> [Work task]
Please answer from the robot build text: what did the drive motors come from?

> [Text]
Bought a set of Eric's steel tread sections, very happy with the quality, the only draw back is the scarcity of mounting holes. To get a drill on the inside you need to use a right angle adapter, which makes it difficult to put enough pressure on to drill through 1/8" steel, or you have to drill through from the outside. Using the wheel shaft holes is not ideal as to remove one component you have to loosen the other. It wouldn't matter where the mounting holes were, because you could extend a bracket from there, it just needs a few more IMHO.


They came ready to use, the only work needed was to paint them. Used a rattle can of grey acrylic primer/filler from AutoOne.



Knee plates.



Top coat of "Aluminium" also from AutoOne.



The gaps for the wheels and tread belts are free to move at the bottom, so installed fixed width spacers rather than have pressure on the side of wheels. Drilled some more holes around the trapezoidal opening to match the spacing of those already there, and secured with M6 stainless steel bolts and nyloc nuts with aluminium tubing cut to length in the centre to hold the side plates a fixed distance apart.



The Drive motors came from a "Jiffy" powered wheelchair, they came complete with gearbox, wheel with white rubber tyre, and breaking mechanism. Separated the motor from the gearbox and rotated it 180 degrees so the red manual break release lever is on the same same side as the wheel so that it could be reached by taking off the side panel if necessary. (before on the left, after on the right)



The down position was intended for powered operation, a solenoid pulls the break off just before any movement, and releases it to go on when the drive motion has stopped, this stops the wheelchair (or robot) rolling away on a gradient. Thought this could be useful, but got tired of the loud click from the solenoid every time the robot started or stopped moving.

The up position manually releases the break, and was provided to allow someone to push the wheelchair. But although it allows the wheels to turn it does not disconnect them from the gearbox, so if you apply power to the motor it still works as normal. Hence i've been able to leave the break mechanism in place but in the "off" position and drive the robot as if it wasn't there. This way i can always switch it back in if decide to use it again at a later date.



Originally tried having the driving wheel in the centre with a small caster wheel in front and back (as shown above), but it was too easy to strand the driving wheel in mid air when going over bumps, so later switched to one larger caster wheel at the front and the driving wheel at the rear.




Plans for the Future


i am trying to get him ready for a show in April, but after that intend to try the following modifications:


Cut the trapezoidal opening in the centre plates the same as the others - too many times I've put one hand through the side to reach something and then tried to put the other hand through the other side, only to be blocked by solid steel!.


Find an easier way of joining the two sections together - with the motors, wheels, and belts in place it's hard to get to the bolts holding the sections together. Want to put a hook and slot arrangement near the bottom of the tread section, then two bolts near the top where they are easily reached.


Fill in the hole for the power socket - want to have the power sockets on the other tread section, by cutting a rectangular door the same as in the front but on the other side. The door would lift up to reveal the power socket at the rear, which would be out of site anyway while charging in a stationary position, but while mobile the tread section would look the same from the front or rear.


Remotely change the height off the floor - want to motorise the height adjustment for the caster wheels so the ground clearance can be changed when moving from carpet to smooth floor etc. If possible would like to keep the correct pressure on the tread belts to make them rotate as the robot moves.

(Document structure recognition data)
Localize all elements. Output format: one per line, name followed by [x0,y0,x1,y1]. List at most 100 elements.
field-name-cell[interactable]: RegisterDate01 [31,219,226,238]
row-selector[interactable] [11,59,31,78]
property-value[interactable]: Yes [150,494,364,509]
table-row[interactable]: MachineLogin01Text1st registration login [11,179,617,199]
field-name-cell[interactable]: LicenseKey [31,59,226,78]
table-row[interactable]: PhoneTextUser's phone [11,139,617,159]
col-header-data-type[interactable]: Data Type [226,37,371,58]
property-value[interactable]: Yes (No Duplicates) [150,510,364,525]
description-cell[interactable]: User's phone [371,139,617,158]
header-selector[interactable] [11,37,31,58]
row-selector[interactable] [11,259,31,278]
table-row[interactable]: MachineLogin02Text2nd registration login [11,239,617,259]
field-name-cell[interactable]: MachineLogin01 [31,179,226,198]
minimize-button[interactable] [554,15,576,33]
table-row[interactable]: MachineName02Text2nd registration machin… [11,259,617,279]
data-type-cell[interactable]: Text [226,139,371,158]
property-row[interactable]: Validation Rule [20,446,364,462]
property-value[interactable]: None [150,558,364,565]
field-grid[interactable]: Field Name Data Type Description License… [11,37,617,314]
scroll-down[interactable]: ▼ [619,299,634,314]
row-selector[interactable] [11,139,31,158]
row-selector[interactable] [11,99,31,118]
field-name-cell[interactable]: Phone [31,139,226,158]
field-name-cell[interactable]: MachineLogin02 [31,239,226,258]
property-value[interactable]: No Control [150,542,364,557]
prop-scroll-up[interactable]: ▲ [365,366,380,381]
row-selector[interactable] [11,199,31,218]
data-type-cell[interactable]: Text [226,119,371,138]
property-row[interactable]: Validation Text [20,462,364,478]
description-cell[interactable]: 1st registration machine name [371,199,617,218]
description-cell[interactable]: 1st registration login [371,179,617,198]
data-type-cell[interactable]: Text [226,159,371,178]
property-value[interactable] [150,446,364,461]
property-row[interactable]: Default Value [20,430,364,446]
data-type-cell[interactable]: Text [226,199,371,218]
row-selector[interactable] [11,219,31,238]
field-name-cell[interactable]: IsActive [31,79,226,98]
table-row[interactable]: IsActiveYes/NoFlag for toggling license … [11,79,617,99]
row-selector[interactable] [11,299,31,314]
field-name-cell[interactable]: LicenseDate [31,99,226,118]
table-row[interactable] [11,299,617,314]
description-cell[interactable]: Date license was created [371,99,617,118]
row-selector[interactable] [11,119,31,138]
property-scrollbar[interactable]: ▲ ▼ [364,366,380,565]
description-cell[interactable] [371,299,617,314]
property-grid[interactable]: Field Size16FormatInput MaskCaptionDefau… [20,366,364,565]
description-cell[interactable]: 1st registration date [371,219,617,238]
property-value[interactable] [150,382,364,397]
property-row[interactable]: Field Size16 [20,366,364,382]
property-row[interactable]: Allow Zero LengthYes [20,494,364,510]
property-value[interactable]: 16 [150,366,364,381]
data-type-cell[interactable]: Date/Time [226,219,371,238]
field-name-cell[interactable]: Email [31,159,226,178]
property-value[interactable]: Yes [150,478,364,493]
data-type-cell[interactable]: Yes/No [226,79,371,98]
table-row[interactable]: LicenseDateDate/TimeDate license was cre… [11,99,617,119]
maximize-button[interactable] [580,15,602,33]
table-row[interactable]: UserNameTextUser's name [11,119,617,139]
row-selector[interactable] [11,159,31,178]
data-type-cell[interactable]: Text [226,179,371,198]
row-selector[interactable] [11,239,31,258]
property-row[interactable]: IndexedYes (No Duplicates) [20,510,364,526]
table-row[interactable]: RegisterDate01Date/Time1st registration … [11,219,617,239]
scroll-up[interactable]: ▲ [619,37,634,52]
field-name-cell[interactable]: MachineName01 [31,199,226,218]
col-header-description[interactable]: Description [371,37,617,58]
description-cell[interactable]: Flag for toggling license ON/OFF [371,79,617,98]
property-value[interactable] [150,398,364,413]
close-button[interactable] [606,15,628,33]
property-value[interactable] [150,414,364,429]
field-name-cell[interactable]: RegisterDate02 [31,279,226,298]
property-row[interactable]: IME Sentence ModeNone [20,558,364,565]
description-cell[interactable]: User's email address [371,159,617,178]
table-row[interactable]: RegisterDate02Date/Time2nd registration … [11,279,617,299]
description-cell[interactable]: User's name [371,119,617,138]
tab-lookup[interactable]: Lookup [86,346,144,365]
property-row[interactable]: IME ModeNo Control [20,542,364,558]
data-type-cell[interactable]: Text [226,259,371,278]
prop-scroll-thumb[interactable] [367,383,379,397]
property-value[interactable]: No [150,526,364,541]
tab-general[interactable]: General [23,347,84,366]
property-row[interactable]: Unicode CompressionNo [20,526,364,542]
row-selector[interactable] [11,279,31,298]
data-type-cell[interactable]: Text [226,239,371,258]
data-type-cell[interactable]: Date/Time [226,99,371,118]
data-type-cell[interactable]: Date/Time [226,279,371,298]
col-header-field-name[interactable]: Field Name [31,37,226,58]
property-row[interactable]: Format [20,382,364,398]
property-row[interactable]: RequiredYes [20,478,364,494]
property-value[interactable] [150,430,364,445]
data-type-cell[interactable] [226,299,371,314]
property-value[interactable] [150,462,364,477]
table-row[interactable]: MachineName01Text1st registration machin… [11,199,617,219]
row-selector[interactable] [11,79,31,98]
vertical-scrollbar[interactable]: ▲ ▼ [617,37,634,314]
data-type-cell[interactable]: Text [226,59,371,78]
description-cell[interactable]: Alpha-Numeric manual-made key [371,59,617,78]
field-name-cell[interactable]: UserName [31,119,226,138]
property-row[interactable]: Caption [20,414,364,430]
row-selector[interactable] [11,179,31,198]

> [Response to this exercise]
They came from a "Jiffy" powered wheelchair.